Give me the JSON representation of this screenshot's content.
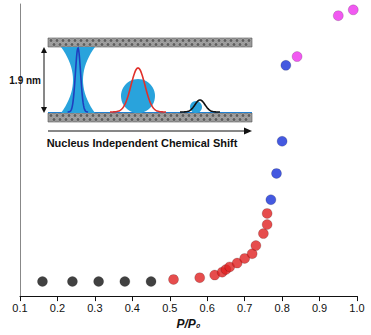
{
  "chart_data": {
    "type": "scatter",
    "x_label": "P/P₀",
    "xlim": [
      0.1,
      1.0
    ],
    "xticks": [
      0.1,
      0.2,
      0.3,
      0.4,
      0.5,
      0.6,
      0.7,
      0.8,
      0.9,
      {
        "value": 1.0,
        "label": "1.0"
      }
    ],
    "ylim": [
      0,
      100
    ],
    "tick_labels": "x",
    "grid": false,
    "marker": "circle",
    "annotations": [
      "1.9 nm",
      "Nucleus Independent Chemical Shift"
    ],
    "series": [
      {
        "color": "#111111",
        "x": [
          0.16,
          0.24,
          0.31,
          0.38,
          0.45
        ],
        "values": [
          5,
          5,
          5,
          5,
          5
        ]
      },
      {
        "color": "#e02020",
        "x": [
          0.51,
          0.58,
          0.62,
          0.64,
          0.65,
          0.66,
          0.68,
          0.7,
          0.72,
          0.73,
          0.75,
          0.76,
          0.76
        ],
        "values": [
          5.7,
          6.3,
          7.2,
          8.2,
          9.1,
          10,
          11.3,
          12.9,
          14.5,
          17.3,
          21.4,
          24.5,
          28.3
        ]
      },
      {
        "color": "#1530d8",
        "x": [
          0.77,
          0.785,
          0.8,
          0.81
        ],
        "values": [
          33,
          42,
          53,
          79
        ]
      },
      {
        "color": "#ee30ee",
        "x": [
          0.84,
          0.95,
          0.99
        ],
        "values": [
          82,
          96,
          98
        ]
      }
    ]
  }
}
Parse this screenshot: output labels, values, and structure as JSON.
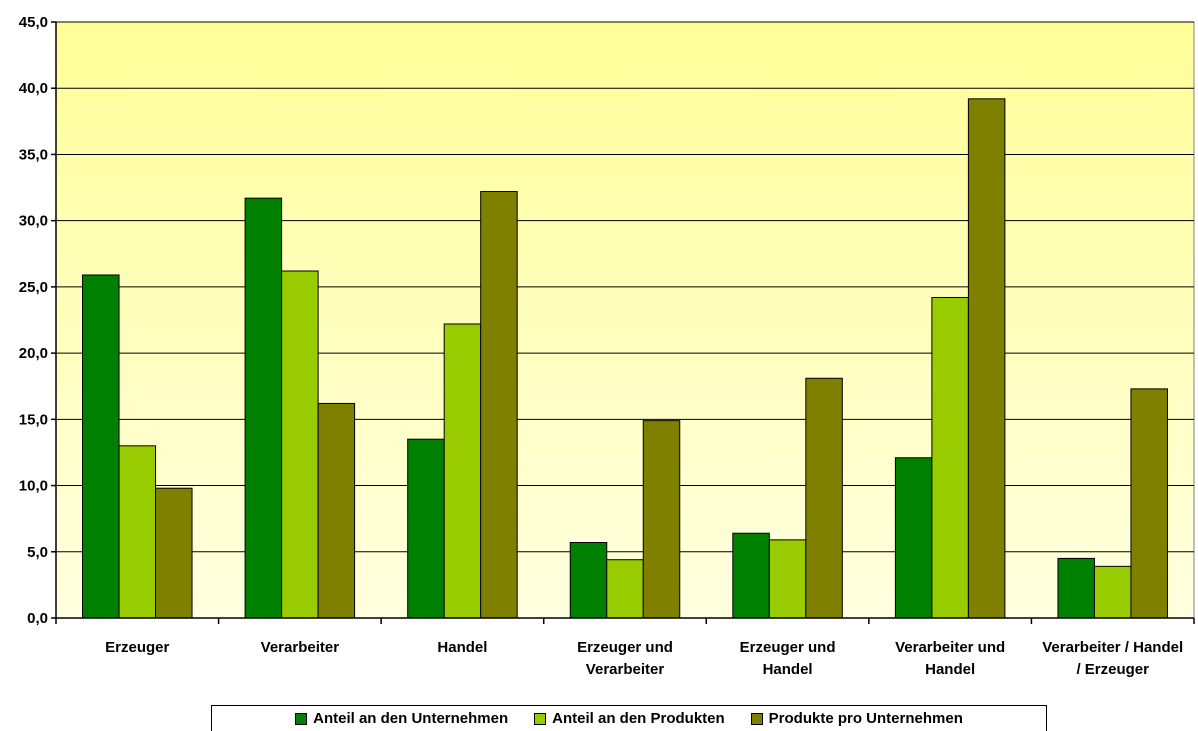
{
  "chart_data": {
    "type": "bar",
    "categories": [
      [
        "Erzeuger"
      ],
      [
        "Verarbeiter"
      ],
      [
        "Handel"
      ],
      [
        "Erzeuger und",
        "Verarbeiter"
      ],
      [
        "Erzeuger und",
        "Handel"
      ],
      [
        "Verarbeiter und",
        "Handel"
      ],
      [
        "Verarbeiter / Handel",
        "/ Erzeuger"
      ]
    ],
    "series": [
      {
        "name": "Anteil an den Unternehmen",
        "color": "#008000",
        "values": [
          25.9,
          31.7,
          13.5,
          5.7,
          6.4,
          12.1,
          4.5
        ]
      },
      {
        "name": "Anteil an den Produkten",
        "color": "#99CC00",
        "values": [
          13.0,
          26.2,
          22.2,
          4.4,
          5.9,
          24.2,
          3.9
        ]
      },
      {
        "name": "Produkte pro Unternehmen",
        "color": "#808000",
        "values": [
          9.8,
          16.2,
          32.2,
          14.9,
          18.1,
          39.2,
          17.3
        ]
      }
    ],
    "ylim": [
      0,
      45
    ],
    "yticks": [
      "0,0",
      "5,0",
      "10,0",
      "15,0",
      "20,0",
      "25,0",
      "30,0",
      "35,0",
      "40,0",
      "45,0"
    ],
    "grid": true,
    "legend_position": "bottom",
    "plot_background": [
      "#FFFF99",
      "#FFFFE0"
    ]
  }
}
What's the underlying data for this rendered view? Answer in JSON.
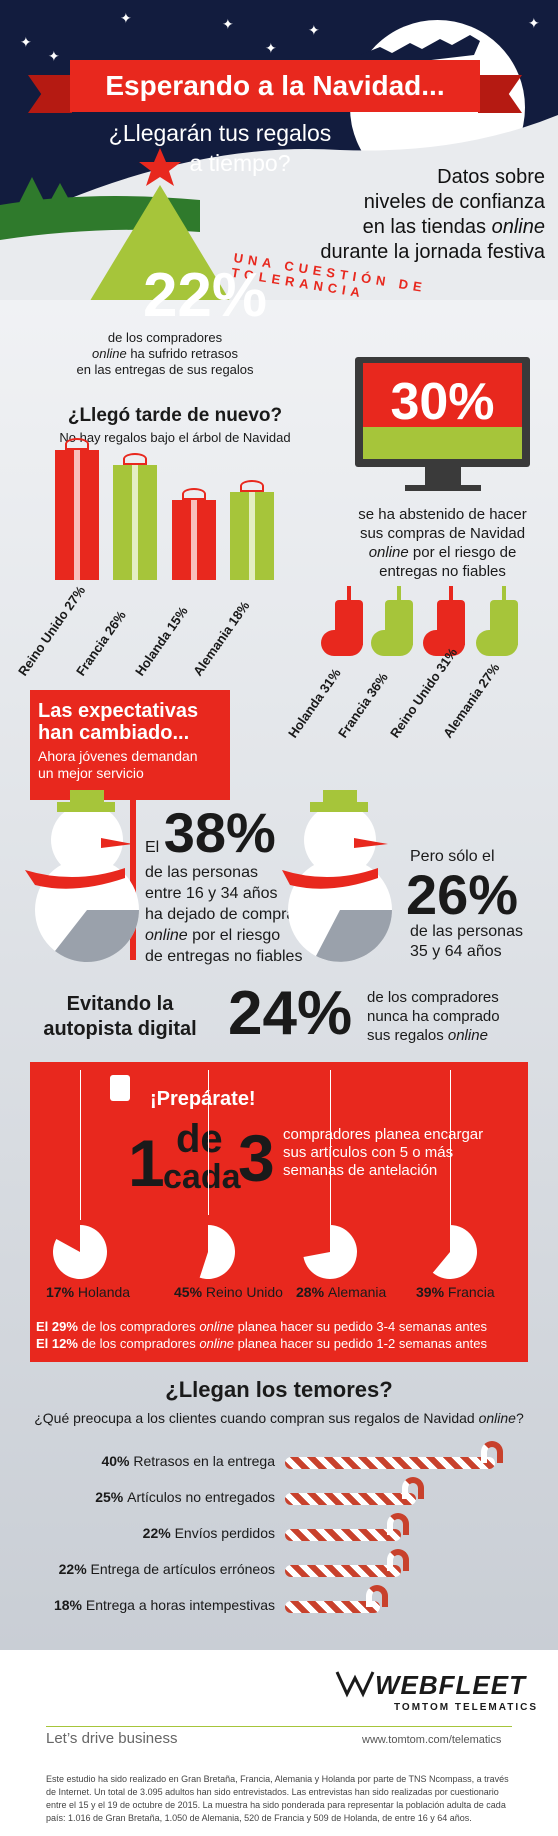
{
  "header": {
    "title": "Esperando a la Navidad...",
    "subtitle_line1": "¿Llegarán tus regalos",
    "subtitle_line2": "a tiempo?",
    "description_line1": "Datos sobre",
    "description_line2": "niveles de confianza",
    "description_line3_pre": "en las tiendas ",
    "description_line3_em": "online",
    "description_line4": "durante la jornada festiva",
    "bunting": "UNA CUESTIÓN DE TOLERANCIA"
  },
  "delays": {
    "percent": "22%",
    "line1": "de los compradores",
    "line2_em": "online",
    "line2_post": " ha sufrido retrasos",
    "line3": "en las entregas de sus regalos"
  },
  "late_again": {
    "title": "¿Llegó tarde de nuevo?",
    "subtitle": "No hay regalos bajo el árbol de Navidad",
    "gifts": [
      {
        "country": "Reino Unido",
        "value": "27%",
        "color": "#e8281e"
      },
      {
        "country": "Francia",
        "value": "26%",
        "color": "#a6c53a"
      },
      {
        "country": "Holanda",
        "value": "15%",
        "color": "#e8281e"
      },
      {
        "country": "Alemania",
        "value": "18%",
        "color": "#a6c53a"
      }
    ]
  },
  "abstained": {
    "percent": "30%",
    "line1": "se ha abstenido de hacer",
    "line2": "sus compras de Navidad",
    "line3_em": "online",
    "line3_post": " por el riesgo de",
    "line4": "entregas no fiables",
    "socks": [
      {
        "country": "Holanda",
        "value": "31%",
        "color": "#e8281e"
      },
      {
        "country": "Francia",
        "value": "36%",
        "color": "#a6c53a"
      },
      {
        "country": "Reino Unido",
        "value": "31%",
        "color": "#e8281e"
      },
      {
        "country": "Alemania",
        "value": "27%",
        "color": "#a6c53a"
      }
    ]
  },
  "expectations": {
    "title_line1": "Las expectativas",
    "title_line2": "han cambiado...",
    "sub_line1": "Ahora jóvenes demandan",
    "sub_line2": "un mejor servicio",
    "young_pre": "El",
    "young_pct": "38%",
    "young_line1": "de las personas",
    "young_line2": "entre 16 y 34 años",
    "young_line3": "ha dejado de comprar",
    "young_line4_em": "online",
    "young_line4_post": " por el riesgo",
    "young_line5": "de entregas no fiables",
    "old_pre": "Pero sólo el",
    "old_pct": "26%",
    "old_line1": "de las personas",
    "old_line2": "35 y 64 años"
  },
  "highway": {
    "title_line1": "Evitando la",
    "title_line2": "autopista digital",
    "percent": "24%",
    "line1": "de los compradores",
    "line2": "nunca ha comprado",
    "line3_pre": "sus regalos ",
    "line3_em": "online"
  },
  "prepare": {
    "title": "¡Prepárate!",
    "one": "1",
    "de": "de",
    "cada": "cada",
    "three": "3",
    "line1": "compradores planea encargar",
    "line2": "sus artículos con 5 o más",
    "line3": "semanas de antelación",
    "ornaments": [
      {
        "value": "17%",
        "country": "Holanda",
        "fraction": 0.17
      },
      {
        "value": "45%",
        "country": "Reino Unido",
        "fraction": 0.45
      },
      {
        "value": "28%",
        "country": "Alemania",
        "fraction": 0.28
      },
      {
        "value": "39%",
        "country": "Francia",
        "fraction": 0.39
      }
    ],
    "note1_pct": "El 29%",
    "note1_pre": " de los compradores ",
    "note1_em": "online",
    "note1_post": " planea hacer su pedido 3-4 semanas antes",
    "note2_pct": "El 12%",
    "note2_pre": " de los compradores ",
    "note2_em": "online",
    "note2_post": " planea hacer su pedido 1-2 semanas antes"
  },
  "fears": {
    "title": "¿Llegan los temores?",
    "question_pre": "¿Qué preocupa a los clientes cuando compran sus regalos de Navidad ",
    "question_em": "online",
    "question_post": "?",
    "items": [
      {
        "pct": "40%",
        "label": "Retrasos en la entrega",
        "value": 40
      },
      {
        "pct": "25%",
        "label": "Artículos no entregados",
        "value": 25
      },
      {
        "pct": "22%",
        "label": "Envíos perdidos",
        "value": 22
      },
      {
        "pct": "22%",
        "label": "Entrega de artículos erróneos",
        "value": 22
      },
      {
        "pct": "18%",
        "label": "Entrega a horas intempestivas",
        "value": 18
      }
    ]
  },
  "footer": {
    "brand": "WEBFLEET",
    "brand_sub": "TOMTOM TELEMATICS",
    "tagline": "Let’s drive business",
    "url": "www.tomtom.com/telematics",
    "disclaimer": "Este estudio ha sido realizado en Gran Bretaña, Francia, Alemania y Holanda por parte de TNS Ncompass, a través de Internet. Un total de 3.095 adultos han sido entrevistados. Las entrevistas han sido realizadas por cuestionario entre el 15 y el 19 de octubre de 2015. La muestra ha sido ponderada para representar la población adulta de cada país: 1.016 de Gran Bretaña, 1.050 de Alemania, 520 de Francia y 509 de Holanda, de entre 16 y 64 años."
  },
  "colors": {
    "red": "#e8281e",
    "green": "#a6c53a",
    "navy": "#121c3e"
  }
}
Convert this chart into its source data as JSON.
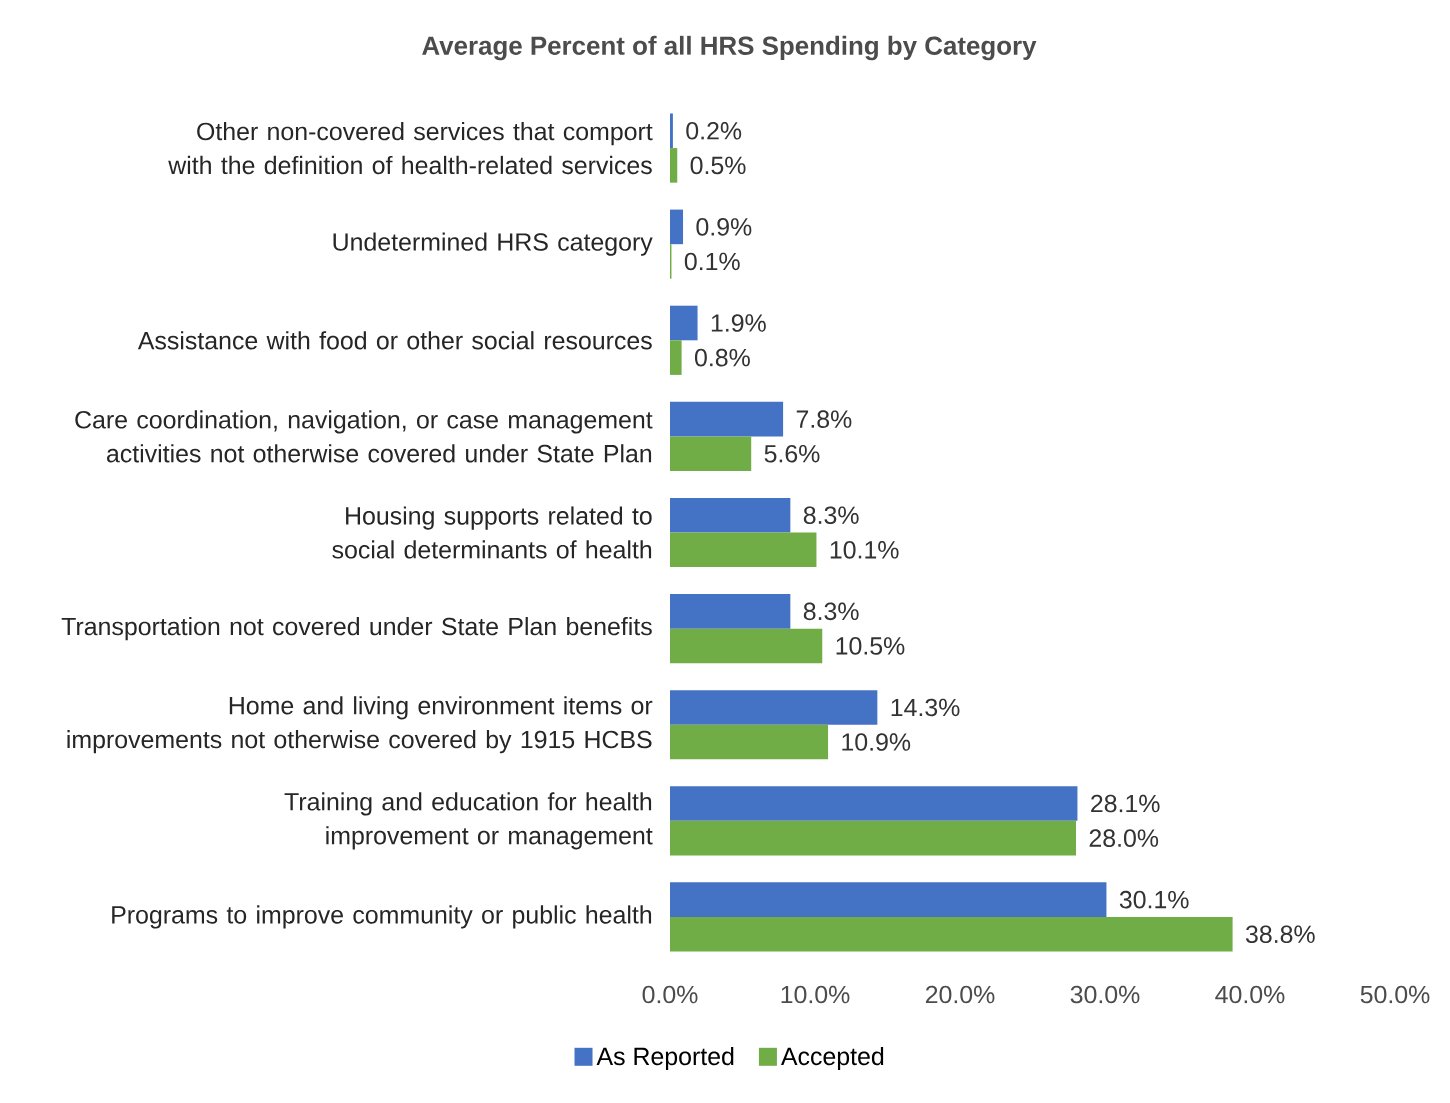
{
  "chart_data": {
    "type": "bar",
    "orientation": "horizontal",
    "title": "Average Percent of all HRS Spending by Category",
    "categories": [
      "Other non-covered services that comport with the definition of health-related services",
      "Undetermined HRS category",
      "Assistance with food or other social resources",
      "Care coordination, navigation, or case management activities not otherwise covered under State Plan",
      "Housing supports related to social determinants of health",
      "Transportation not covered under State Plan benefits",
      "Home and living environment items or improvements not otherwise covered by 1915 HCBS",
      "Training and education for health improvement or management",
      "Programs to improve community or public health"
    ],
    "series": [
      {
        "name": "As Reported",
        "color": "#4472c4",
        "values": [
          0.2,
          0.9,
          1.9,
          7.8,
          8.3,
          8.3,
          14.3,
          28.1,
          30.1
        ],
        "value_labels": [
          "0.2%",
          "0.9%",
          "1.9%",
          "7.8%",
          "8.3%",
          "8.3%",
          "14.3%",
          "28.1%",
          "30.1%"
        ]
      },
      {
        "name": "Accepted",
        "color": "#70ad47",
        "values": [
          0.5,
          0.1,
          0.8,
          5.6,
          10.1,
          10.5,
          10.9,
          28.0,
          38.8
        ],
        "value_labels": [
          "0.5%",
          "0.1%",
          "0.8%",
          "5.6%",
          "10.1%",
          "10.5%",
          "10.9%",
          "28.0%",
          "38.8%"
        ]
      }
    ],
    "xlim": [
      0,
      50
    ],
    "xticks": [
      {
        "value": 0,
        "label": "0.0%"
      },
      {
        "value": 10,
        "label": "10.0%"
      },
      {
        "value": 20,
        "label": "20.0%"
      },
      {
        "value": 30,
        "label": "30.0%"
      },
      {
        "value": 40,
        "label": "40.0%"
      },
      {
        "value": 50,
        "label": "50.0%"
      }
    ],
    "legend": "bottom"
  }
}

* Brief *
Across the records above, count the lines holding "riesgo" and reply with that number alone.

* Correct output *
2